Task
Reproduce every line of the records below without changes, but leave out the pictures.

start Data for processing

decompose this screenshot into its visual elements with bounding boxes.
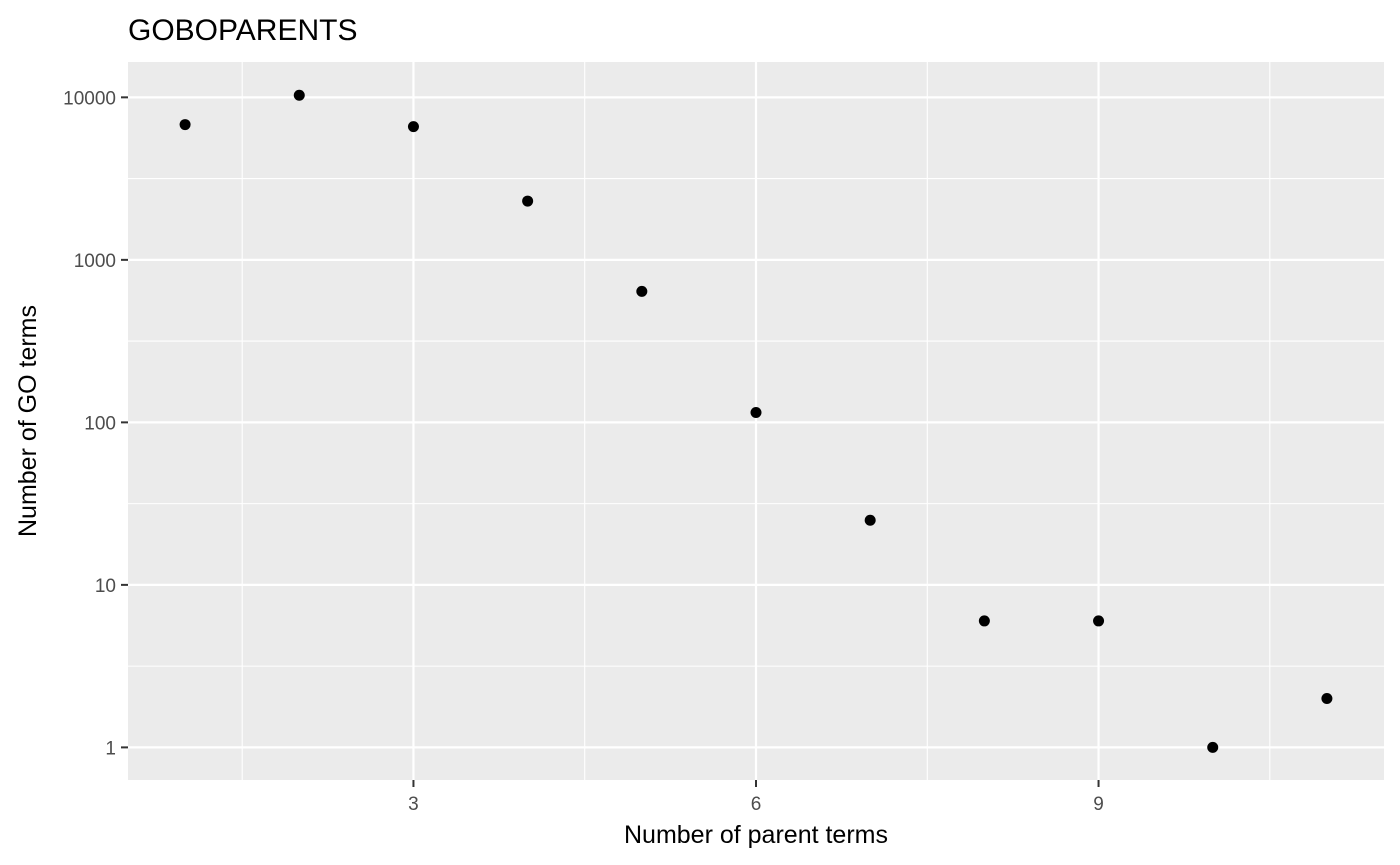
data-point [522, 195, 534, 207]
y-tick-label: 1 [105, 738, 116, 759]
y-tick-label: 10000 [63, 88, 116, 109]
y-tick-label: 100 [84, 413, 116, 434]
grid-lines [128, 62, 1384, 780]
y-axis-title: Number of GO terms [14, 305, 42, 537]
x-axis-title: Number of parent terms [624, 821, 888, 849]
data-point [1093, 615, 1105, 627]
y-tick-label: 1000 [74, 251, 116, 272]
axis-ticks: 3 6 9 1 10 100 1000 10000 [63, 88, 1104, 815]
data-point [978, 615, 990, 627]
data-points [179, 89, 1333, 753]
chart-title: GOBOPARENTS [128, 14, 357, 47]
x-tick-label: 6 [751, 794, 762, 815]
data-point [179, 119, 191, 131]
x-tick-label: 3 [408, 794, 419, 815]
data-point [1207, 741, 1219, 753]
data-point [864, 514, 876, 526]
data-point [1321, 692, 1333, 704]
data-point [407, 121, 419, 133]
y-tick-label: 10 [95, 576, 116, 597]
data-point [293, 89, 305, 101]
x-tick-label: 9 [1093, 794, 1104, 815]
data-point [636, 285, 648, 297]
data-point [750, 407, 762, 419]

end Data for processing

Final result
decompose this screenshot into its visual elements with bounding boxes.
data-point [522, 195, 534, 207]
y-tick-label: 1 [105, 738, 116, 759]
y-tick-label: 10000 [63, 88, 116, 109]
y-tick-label: 100 [84, 413, 116, 434]
grid-lines [128, 62, 1384, 780]
y-axis-title: Number of GO terms [14, 305, 42, 537]
x-axis-title: Number of parent terms [624, 821, 888, 849]
data-point [1093, 615, 1105, 627]
y-tick-label: 1000 [74, 251, 116, 272]
axis-ticks: 3 6 9 1 10 100 1000 10000 [63, 88, 1104, 815]
data-point [978, 615, 990, 627]
data-points [179, 89, 1333, 753]
chart-title: GOBOPARENTS [128, 14, 357, 47]
x-tick-label: 6 [751, 794, 762, 815]
data-point [179, 119, 191, 131]
x-tick-label: 3 [408, 794, 419, 815]
data-point [1207, 741, 1219, 753]
data-point [864, 514, 876, 526]
data-point [1321, 692, 1333, 704]
data-point [407, 121, 419, 133]
y-tick-label: 10 [95, 576, 116, 597]
data-point [293, 89, 305, 101]
x-tick-label: 9 [1093, 794, 1104, 815]
data-point [636, 285, 648, 297]
data-point [750, 407, 762, 419]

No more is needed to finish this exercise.